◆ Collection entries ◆
◇ ◇ ◇ ◇ ◇
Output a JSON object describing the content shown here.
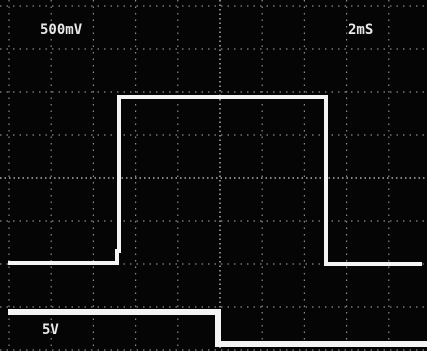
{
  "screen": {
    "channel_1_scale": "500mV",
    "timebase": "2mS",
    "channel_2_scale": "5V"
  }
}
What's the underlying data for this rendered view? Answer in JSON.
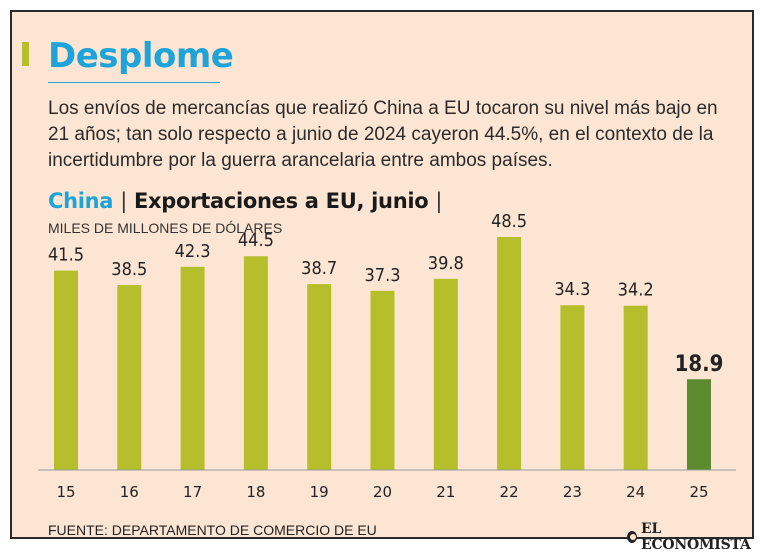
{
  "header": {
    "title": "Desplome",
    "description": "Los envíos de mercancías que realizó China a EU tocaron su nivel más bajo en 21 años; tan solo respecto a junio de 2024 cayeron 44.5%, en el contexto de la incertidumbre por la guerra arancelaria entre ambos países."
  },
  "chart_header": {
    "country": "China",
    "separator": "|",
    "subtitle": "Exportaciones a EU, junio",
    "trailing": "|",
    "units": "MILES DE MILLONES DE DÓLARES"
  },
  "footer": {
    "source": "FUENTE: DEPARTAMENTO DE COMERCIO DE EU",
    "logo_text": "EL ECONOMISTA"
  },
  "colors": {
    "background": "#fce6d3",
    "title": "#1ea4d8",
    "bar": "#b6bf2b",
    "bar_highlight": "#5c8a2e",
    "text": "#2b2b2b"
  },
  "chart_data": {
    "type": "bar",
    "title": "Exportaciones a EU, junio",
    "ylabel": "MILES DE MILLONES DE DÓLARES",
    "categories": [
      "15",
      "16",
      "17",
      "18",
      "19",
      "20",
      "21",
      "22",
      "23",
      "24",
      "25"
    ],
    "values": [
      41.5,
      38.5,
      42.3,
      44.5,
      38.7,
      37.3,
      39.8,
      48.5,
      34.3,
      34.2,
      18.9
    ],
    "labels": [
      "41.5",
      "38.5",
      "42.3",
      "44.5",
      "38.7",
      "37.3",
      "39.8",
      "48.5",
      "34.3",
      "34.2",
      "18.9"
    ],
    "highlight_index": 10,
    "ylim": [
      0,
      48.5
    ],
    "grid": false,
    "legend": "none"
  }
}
◇ ◇ ◇ ◇ ◇
◆ SET PROBLEM ◆
Pictures stay out; repeat all the rest of the records exactly.

◆ FINISHED TASK ◆
Output a JSON object describing the content shown here.
{
  "screen": {
    "channel_1_scale": "500mV",
    "timebase": "2mS",
    "channel_2_scale": "5V"
  }
}
What's the underlying data for this rendered view? Answer in JSON.
{
  "header": {
    "title": "Desplome",
    "description": "Los envíos de mercancías que realizó China a EU tocaron su nivel más bajo en 21 años; tan solo respecto a junio de 2024 cayeron 44.5%, en el contexto de la incertidumbre por la guerra arancelaria entre ambos países."
  },
  "chart_header": {
    "country": "China",
    "separator": "|",
    "subtitle": "Exportaciones a EU, junio",
    "trailing": "|",
    "units": "MILES DE MILLONES DE DÓLARES"
  },
  "footer": {
    "source": "FUENTE: DEPARTAMENTO DE COMERCIO DE EU",
    "logo_text": "EL ECONOMISTA"
  },
  "colors": {
    "background": "#fce6d3",
    "title": "#1ea4d8",
    "bar": "#b6bf2b",
    "bar_highlight": "#5c8a2e",
    "text": "#2b2b2b"
  },
  "chart_data": {
    "type": "bar",
    "title": "Exportaciones a EU, junio",
    "ylabel": "MILES DE MILLONES DE DÓLARES",
    "categories": [
      "15",
      "16",
      "17",
      "18",
      "19",
      "20",
      "21",
      "22",
      "23",
      "24",
      "25"
    ],
    "values": [
      41.5,
      38.5,
      42.3,
      44.5,
      38.7,
      37.3,
      39.8,
      48.5,
      34.3,
      34.2,
      18.9
    ],
    "labels": [
      "41.5",
      "38.5",
      "42.3",
      "44.5",
      "38.7",
      "37.3",
      "39.8",
      "48.5",
      "34.3",
      "34.2",
      "18.9"
    ],
    "highlight_index": 10,
    "ylim": [
      0,
      48.5
    ],
    "grid": false,
    "legend": "none"
  }
}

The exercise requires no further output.